EXERCISE DETAILS:
Copy each of the entries below word for word, keeping every character, space and bracket as it stands.
****
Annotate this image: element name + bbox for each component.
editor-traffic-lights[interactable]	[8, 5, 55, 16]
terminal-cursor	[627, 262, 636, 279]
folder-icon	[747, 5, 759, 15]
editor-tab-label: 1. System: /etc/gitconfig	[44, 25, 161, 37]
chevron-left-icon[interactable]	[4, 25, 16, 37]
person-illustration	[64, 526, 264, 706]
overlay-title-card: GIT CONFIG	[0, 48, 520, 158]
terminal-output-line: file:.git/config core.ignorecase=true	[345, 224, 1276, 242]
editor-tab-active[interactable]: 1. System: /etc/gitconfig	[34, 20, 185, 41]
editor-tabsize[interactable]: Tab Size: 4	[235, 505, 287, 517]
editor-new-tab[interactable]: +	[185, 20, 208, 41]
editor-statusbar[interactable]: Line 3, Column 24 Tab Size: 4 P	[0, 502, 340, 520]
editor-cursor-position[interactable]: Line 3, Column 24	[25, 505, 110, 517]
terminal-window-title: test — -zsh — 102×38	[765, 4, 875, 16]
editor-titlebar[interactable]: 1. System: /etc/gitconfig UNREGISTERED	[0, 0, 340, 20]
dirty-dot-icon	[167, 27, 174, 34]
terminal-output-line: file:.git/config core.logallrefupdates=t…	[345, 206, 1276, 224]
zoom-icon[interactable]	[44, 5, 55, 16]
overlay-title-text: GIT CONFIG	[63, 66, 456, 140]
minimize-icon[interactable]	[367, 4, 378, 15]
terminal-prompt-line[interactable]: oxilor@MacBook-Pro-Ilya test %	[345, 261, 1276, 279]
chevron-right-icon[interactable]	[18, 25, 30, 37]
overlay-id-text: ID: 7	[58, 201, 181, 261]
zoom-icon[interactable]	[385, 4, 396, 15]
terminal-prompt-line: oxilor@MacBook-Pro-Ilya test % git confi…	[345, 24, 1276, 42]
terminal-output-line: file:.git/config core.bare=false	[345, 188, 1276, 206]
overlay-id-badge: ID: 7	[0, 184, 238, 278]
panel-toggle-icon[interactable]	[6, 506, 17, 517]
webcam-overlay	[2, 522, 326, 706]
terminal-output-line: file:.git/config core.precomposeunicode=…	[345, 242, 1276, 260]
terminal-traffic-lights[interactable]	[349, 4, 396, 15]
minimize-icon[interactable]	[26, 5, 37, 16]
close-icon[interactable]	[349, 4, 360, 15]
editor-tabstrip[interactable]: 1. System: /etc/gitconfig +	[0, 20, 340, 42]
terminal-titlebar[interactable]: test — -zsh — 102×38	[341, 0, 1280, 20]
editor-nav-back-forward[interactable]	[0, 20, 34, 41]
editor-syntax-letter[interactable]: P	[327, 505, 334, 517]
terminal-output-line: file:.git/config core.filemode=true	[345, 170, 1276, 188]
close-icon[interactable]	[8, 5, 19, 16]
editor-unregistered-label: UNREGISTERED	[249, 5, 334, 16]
****
TASK ANSWER:
Annotate this image: element name + bbox for each component.
editor-traffic-lights[interactable]	[8, 5, 55, 16]
terminal-cursor	[627, 262, 636, 279]
folder-icon	[747, 5, 759, 15]
editor-tab-label: 1. System: /etc/gitconfig	[44, 25, 161, 37]
chevron-left-icon[interactable]	[4, 25, 16, 37]
person-illustration	[64, 526, 264, 706]
overlay-title-card: GIT CONFIG	[0, 48, 520, 158]
terminal-output-line: file:.git/config core.ignorecase=true	[345, 224, 1276, 242]
editor-tab-active[interactable]: 1. System: /etc/gitconfig	[34, 20, 185, 41]
editor-tabsize[interactable]: Tab Size: 4	[235, 505, 287, 517]
editor-new-tab[interactable]: +	[185, 20, 208, 41]
editor-statusbar[interactable]: Line 3, Column 24 Tab Size: 4 P	[0, 502, 340, 520]
editor-cursor-position[interactable]: Line 3, Column 24	[25, 505, 110, 517]
terminal-window-title: test — -zsh — 102×38	[765, 4, 875, 16]
editor-titlebar[interactable]: 1. System: /etc/gitconfig UNREGISTERED	[0, 0, 340, 20]
dirty-dot-icon	[167, 27, 174, 34]
terminal-output-line: file:.git/config core.logallrefupdates=t…	[345, 206, 1276, 224]
zoom-icon[interactable]	[44, 5, 55, 16]
overlay-title-text: GIT CONFIG	[63, 66, 456, 140]
minimize-icon[interactable]	[367, 4, 378, 15]
terminal-prompt-line[interactable]: oxilor@MacBook-Pro-Ilya test %	[345, 261, 1276, 279]
chevron-right-icon[interactable]	[18, 25, 30, 37]
overlay-id-text: ID: 7	[58, 201, 181, 261]
zoom-icon[interactable]	[385, 4, 396, 15]
terminal-prompt-line: oxilor@MacBook-Pro-Ilya test % git confi…	[345, 24, 1276, 42]
terminal-output-line: file:.git/config core.bare=false	[345, 188, 1276, 206]
overlay-id-badge: ID: 7	[0, 184, 238, 278]
panel-toggle-icon[interactable]	[6, 506, 17, 517]
webcam-overlay	[2, 522, 326, 706]
terminal-output-line: file:.git/config core.precomposeunicode=…	[345, 242, 1276, 260]
terminal-traffic-lights[interactable]	[349, 4, 396, 15]
minimize-icon[interactable]	[26, 5, 37, 16]
close-icon[interactable]	[349, 4, 360, 15]
editor-tabstrip[interactable]: 1. System: /etc/gitconfig +	[0, 20, 340, 42]
terminal-titlebar[interactable]: test — -zsh — 102×38	[341, 0, 1280, 20]
editor-nav-back-forward[interactable]	[0, 20, 34, 41]
editor-syntax-letter[interactable]: P	[327, 505, 334, 517]
terminal-output-line: file:.git/config core.filemode=true	[345, 170, 1276, 188]
close-icon[interactable]	[8, 5, 19, 16]
editor-unregistered-label: UNREGISTERED	[249, 5, 334, 16]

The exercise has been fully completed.